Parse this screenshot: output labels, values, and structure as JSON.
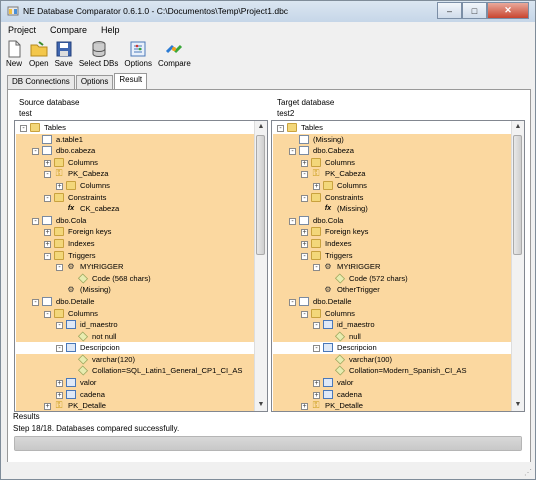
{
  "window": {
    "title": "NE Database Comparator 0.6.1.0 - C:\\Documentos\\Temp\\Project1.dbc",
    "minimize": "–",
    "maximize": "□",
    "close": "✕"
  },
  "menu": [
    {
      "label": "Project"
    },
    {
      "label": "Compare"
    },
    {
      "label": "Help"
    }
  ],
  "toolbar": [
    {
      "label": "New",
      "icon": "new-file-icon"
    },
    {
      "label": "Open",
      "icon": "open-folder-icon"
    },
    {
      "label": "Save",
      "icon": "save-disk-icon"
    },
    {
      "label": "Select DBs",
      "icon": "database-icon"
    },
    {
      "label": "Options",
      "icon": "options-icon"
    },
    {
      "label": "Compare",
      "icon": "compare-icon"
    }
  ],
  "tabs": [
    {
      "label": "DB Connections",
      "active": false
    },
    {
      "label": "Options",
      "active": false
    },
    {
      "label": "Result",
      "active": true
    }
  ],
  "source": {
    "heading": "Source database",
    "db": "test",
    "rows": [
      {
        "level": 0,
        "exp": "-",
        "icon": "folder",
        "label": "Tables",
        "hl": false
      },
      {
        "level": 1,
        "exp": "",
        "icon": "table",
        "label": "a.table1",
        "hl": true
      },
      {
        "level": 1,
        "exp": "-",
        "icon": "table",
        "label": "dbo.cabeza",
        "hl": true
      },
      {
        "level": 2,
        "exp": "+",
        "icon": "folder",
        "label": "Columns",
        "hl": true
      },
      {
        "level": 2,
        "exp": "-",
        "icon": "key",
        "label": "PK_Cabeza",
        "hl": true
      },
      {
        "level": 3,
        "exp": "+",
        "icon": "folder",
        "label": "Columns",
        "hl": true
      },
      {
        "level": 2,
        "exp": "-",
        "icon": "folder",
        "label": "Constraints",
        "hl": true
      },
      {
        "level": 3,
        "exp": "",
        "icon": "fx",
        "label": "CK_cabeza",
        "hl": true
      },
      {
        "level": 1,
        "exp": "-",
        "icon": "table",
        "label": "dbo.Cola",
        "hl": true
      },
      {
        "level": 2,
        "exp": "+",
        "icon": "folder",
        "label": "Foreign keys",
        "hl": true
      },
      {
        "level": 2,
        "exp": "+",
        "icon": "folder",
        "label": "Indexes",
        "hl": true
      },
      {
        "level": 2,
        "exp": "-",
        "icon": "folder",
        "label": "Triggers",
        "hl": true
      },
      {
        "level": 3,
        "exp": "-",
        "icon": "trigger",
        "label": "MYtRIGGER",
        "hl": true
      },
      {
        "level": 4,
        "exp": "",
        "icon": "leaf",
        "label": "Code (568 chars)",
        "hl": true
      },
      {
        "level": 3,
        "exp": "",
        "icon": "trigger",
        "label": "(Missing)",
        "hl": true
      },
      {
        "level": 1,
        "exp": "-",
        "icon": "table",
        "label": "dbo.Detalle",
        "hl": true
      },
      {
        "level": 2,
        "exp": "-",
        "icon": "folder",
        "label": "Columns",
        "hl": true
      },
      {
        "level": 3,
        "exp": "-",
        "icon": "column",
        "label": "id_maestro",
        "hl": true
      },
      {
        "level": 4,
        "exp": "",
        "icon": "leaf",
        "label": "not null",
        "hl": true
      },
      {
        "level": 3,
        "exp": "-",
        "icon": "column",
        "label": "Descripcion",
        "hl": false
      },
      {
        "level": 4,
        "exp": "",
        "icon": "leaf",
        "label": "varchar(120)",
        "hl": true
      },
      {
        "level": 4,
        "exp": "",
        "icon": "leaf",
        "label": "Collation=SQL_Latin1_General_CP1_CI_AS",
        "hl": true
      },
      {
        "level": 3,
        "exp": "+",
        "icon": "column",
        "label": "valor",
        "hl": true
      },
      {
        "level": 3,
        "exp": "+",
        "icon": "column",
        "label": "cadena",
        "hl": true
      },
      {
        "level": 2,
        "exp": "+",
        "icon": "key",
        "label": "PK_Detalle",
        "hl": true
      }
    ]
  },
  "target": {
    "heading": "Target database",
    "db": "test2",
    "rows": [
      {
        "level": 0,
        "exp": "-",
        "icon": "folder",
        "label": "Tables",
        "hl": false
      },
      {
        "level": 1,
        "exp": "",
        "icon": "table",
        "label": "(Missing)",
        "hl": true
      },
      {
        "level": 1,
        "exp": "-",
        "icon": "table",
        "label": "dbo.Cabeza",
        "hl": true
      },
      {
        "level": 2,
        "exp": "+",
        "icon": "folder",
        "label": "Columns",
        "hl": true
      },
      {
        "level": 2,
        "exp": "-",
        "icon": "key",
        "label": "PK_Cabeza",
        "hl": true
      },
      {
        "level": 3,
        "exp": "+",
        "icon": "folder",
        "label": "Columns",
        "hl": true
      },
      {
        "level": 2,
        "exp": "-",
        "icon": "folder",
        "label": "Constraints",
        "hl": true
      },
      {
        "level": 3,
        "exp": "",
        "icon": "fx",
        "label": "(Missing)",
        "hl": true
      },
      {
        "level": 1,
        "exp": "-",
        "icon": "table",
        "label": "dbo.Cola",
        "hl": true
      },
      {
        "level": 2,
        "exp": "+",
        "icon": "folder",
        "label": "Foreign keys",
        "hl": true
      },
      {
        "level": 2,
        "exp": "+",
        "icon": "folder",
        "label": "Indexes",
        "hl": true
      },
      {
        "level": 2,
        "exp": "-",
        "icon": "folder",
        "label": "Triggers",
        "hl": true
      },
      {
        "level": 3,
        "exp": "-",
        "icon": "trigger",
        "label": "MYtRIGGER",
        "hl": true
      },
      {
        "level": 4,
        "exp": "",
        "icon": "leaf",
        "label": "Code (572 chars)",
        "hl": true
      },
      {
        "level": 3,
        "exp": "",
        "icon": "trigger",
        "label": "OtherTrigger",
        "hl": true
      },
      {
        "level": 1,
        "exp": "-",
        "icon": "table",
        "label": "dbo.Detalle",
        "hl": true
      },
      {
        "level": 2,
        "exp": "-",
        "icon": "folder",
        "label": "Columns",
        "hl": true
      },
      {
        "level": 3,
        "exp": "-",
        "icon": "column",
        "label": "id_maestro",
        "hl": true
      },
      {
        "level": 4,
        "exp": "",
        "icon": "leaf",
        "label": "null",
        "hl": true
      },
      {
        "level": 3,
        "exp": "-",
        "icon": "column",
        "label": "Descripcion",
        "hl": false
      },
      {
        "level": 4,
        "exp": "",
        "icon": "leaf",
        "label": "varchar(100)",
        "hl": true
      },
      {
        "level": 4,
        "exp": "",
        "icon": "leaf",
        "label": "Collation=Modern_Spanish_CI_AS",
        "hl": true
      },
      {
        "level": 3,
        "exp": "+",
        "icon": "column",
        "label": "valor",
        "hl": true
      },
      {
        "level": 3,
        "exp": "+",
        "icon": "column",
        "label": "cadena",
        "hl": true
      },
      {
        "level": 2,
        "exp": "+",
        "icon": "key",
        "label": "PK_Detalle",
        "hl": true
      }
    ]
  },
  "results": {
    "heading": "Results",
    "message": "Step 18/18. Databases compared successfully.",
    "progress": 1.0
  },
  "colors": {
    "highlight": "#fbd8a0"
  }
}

* _YOUR GOAL_
Leave out the pictures and output the rest of the material exactly as written.

* _RESPONSE FOR THIS EXERCISE_
Parse this screenshot: output labels, values, and structure as JSON.
{
  "window": {
    "title": "NE Database Comparator 0.6.1.0 - C:\\Documentos\\Temp\\Project1.dbc",
    "minimize": "–",
    "maximize": "□",
    "close": "✕"
  },
  "menu": [
    {
      "label": "Project"
    },
    {
      "label": "Compare"
    },
    {
      "label": "Help"
    }
  ],
  "toolbar": [
    {
      "label": "New",
      "icon": "new-file-icon"
    },
    {
      "label": "Open",
      "icon": "open-folder-icon"
    },
    {
      "label": "Save",
      "icon": "save-disk-icon"
    },
    {
      "label": "Select DBs",
      "icon": "database-icon"
    },
    {
      "label": "Options",
      "icon": "options-icon"
    },
    {
      "label": "Compare",
      "icon": "compare-icon"
    }
  ],
  "tabs": [
    {
      "label": "DB Connections",
      "active": false
    },
    {
      "label": "Options",
      "active": false
    },
    {
      "label": "Result",
      "active": true
    }
  ],
  "source": {
    "heading": "Source database",
    "db": "test",
    "rows": [
      {
        "level": 0,
        "exp": "-",
        "icon": "folder",
        "label": "Tables",
        "hl": false
      },
      {
        "level": 1,
        "exp": "",
        "icon": "table",
        "label": "a.table1",
        "hl": true
      },
      {
        "level": 1,
        "exp": "-",
        "icon": "table",
        "label": "dbo.cabeza",
        "hl": true
      },
      {
        "level": 2,
        "exp": "+",
        "icon": "folder",
        "label": "Columns",
        "hl": true
      },
      {
        "level": 2,
        "exp": "-",
        "icon": "key",
        "label": "PK_Cabeza",
        "hl": true
      },
      {
        "level": 3,
        "exp": "+",
        "icon": "folder",
        "label": "Columns",
        "hl": true
      },
      {
        "level": 2,
        "exp": "-",
        "icon": "folder",
        "label": "Constraints",
        "hl": true
      },
      {
        "level": 3,
        "exp": "",
        "icon": "fx",
        "label": "CK_cabeza",
        "hl": true
      },
      {
        "level": 1,
        "exp": "-",
        "icon": "table",
        "label": "dbo.Cola",
        "hl": true
      },
      {
        "level": 2,
        "exp": "+",
        "icon": "folder",
        "label": "Foreign keys",
        "hl": true
      },
      {
        "level": 2,
        "exp": "+",
        "icon": "folder",
        "label": "Indexes",
        "hl": true
      },
      {
        "level": 2,
        "exp": "-",
        "icon": "folder",
        "label": "Triggers",
        "hl": true
      },
      {
        "level": 3,
        "exp": "-",
        "icon": "trigger",
        "label": "MYtRIGGER",
        "hl": true
      },
      {
        "level": 4,
        "exp": "",
        "icon": "leaf",
        "label": "Code (568 chars)",
        "hl": true
      },
      {
        "level": 3,
        "exp": "",
        "icon": "trigger",
        "label": "(Missing)",
        "hl": true
      },
      {
        "level": 1,
        "exp": "-",
        "icon": "table",
        "label": "dbo.Detalle",
        "hl": true
      },
      {
        "level": 2,
        "exp": "-",
        "icon": "folder",
        "label": "Columns",
        "hl": true
      },
      {
        "level": 3,
        "exp": "-",
        "icon": "column",
        "label": "id_maestro",
        "hl": true
      },
      {
        "level": 4,
        "exp": "",
        "icon": "leaf",
        "label": "not null",
        "hl": true
      },
      {
        "level": 3,
        "exp": "-",
        "icon": "column",
        "label": "Descripcion",
        "hl": false
      },
      {
        "level": 4,
        "exp": "",
        "icon": "leaf",
        "label": "varchar(120)",
        "hl": true
      },
      {
        "level": 4,
        "exp": "",
        "icon": "leaf",
        "label": "Collation=SQL_Latin1_General_CP1_CI_AS",
        "hl": true
      },
      {
        "level": 3,
        "exp": "+",
        "icon": "column",
        "label": "valor",
        "hl": true
      },
      {
        "level": 3,
        "exp": "+",
        "icon": "column",
        "label": "cadena",
        "hl": true
      },
      {
        "level": 2,
        "exp": "+",
        "icon": "key",
        "label": "PK_Detalle",
        "hl": true
      }
    ]
  },
  "target": {
    "heading": "Target database",
    "db": "test2",
    "rows": [
      {
        "level": 0,
        "exp": "-",
        "icon": "folder",
        "label": "Tables",
        "hl": false
      },
      {
        "level": 1,
        "exp": "",
        "icon": "table",
        "label": "(Missing)",
        "hl": true
      },
      {
        "level": 1,
        "exp": "-",
        "icon": "table",
        "label": "dbo.Cabeza",
        "hl": true
      },
      {
        "level": 2,
        "exp": "+",
        "icon": "folder",
        "label": "Columns",
        "hl": true
      },
      {
        "level": 2,
        "exp": "-",
        "icon": "key",
        "label": "PK_Cabeza",
        "hl": true
      },
      {
        "level": 3,
        "exp": "+",
        "icon": "folder",
        "label": "Columns",
        "hl": true
      },
      {
        "level": 2,
        "exp": "-",
        "icon": "folder",
        "label": "Constraints",
        "hl": true
      },
      {
        "level": 3,
        "exp": "",
        "icon": "fx",
        "label": "(Missing)",
        "hl": true
      },
      {
        "level": 1,
        "exp": "-",
        "icon": "table",
        "label": "dbo.Cola",
        "hl": true
      },
      {
        "level": 2,
        "exp": "+",
        "icon": "folder",
        "label": "Foreign keys",
        "hl": true
      },
      {
        "level": 2,
        "exp": "+",
        "icon": "folder",
        "label": "Indexes",
        "hl": true
      },
      {
        "level": 2,
        "exp": "-",
        "icon": "folder",
        "label": "Triggers",
        "hl": true
      },
      {
        "level": 3,
        "exp": "-",
        "icon": "trigger",
        "label": "MYtRIGGER",
        "hl": true
      },
      {
        "level": 4,
        "exp": "",
        "icon": "leaf",
        "label": "Code (572 chars)",
        "hl": true
      },
      {
        "level": 3,
        "exp": "",
        "icon": "trigger",
        "label": "OtherTrigger",
        "hl": true
      },
      {
        "level": 1,
        "exp": "-",
        "icon": "table",
        "label": "dbo.Detalle",
        "hl": true
      },
      {
        "level": 2,
        "exp": "-",
        "icon": "folder",
        "label": "Columns",
        "hl": true
      },
      {
        "level": 3,
        "exp": "-",
        "icon": "column",
        "label": "id_maestro",
        "hl": true
      },
      {
        "level": 4,
        "exp": "",
        "icon": "leaf",
        "label": "null",
        "hl": true
      },
      {
        "level": 3,
        "exp": "-",
        "icon": "column",
        "label": "Descripcion",
        "hl": false
      },
      {
        "level": 4,
        "exp": "",
        "icon": "leaf",
        "label": "varchar(100)",
        "hl": true
      },
      {
        "level": 4,
        "exp": "",
        "icon": "leaf",
        "label": "Collation=Modern_Spanish_CI_AS",
        "hl": true
      },
      {
        "level": 3,
        "exp": "+",
        "icon": "column",
        "label": "valor",
        "hl": true
      },
      {
        "level": 3,
        "exp": "+",
        "icon": "column",
        "label": "cadena",
        "hl": true
      },
      {
        "level": 2,
        "exp": "+",
        "icon": "key",
        "label": "PK_Detalle",
        "hl": true
      }
    ]
  },
  "results": {
    "heading": "Results",
    "message": "Step 18/18. Databases compared successfully.",
    "progress": 1.0
  },
  "colors": {
    "highlight": "#fbd8a0"
  }
}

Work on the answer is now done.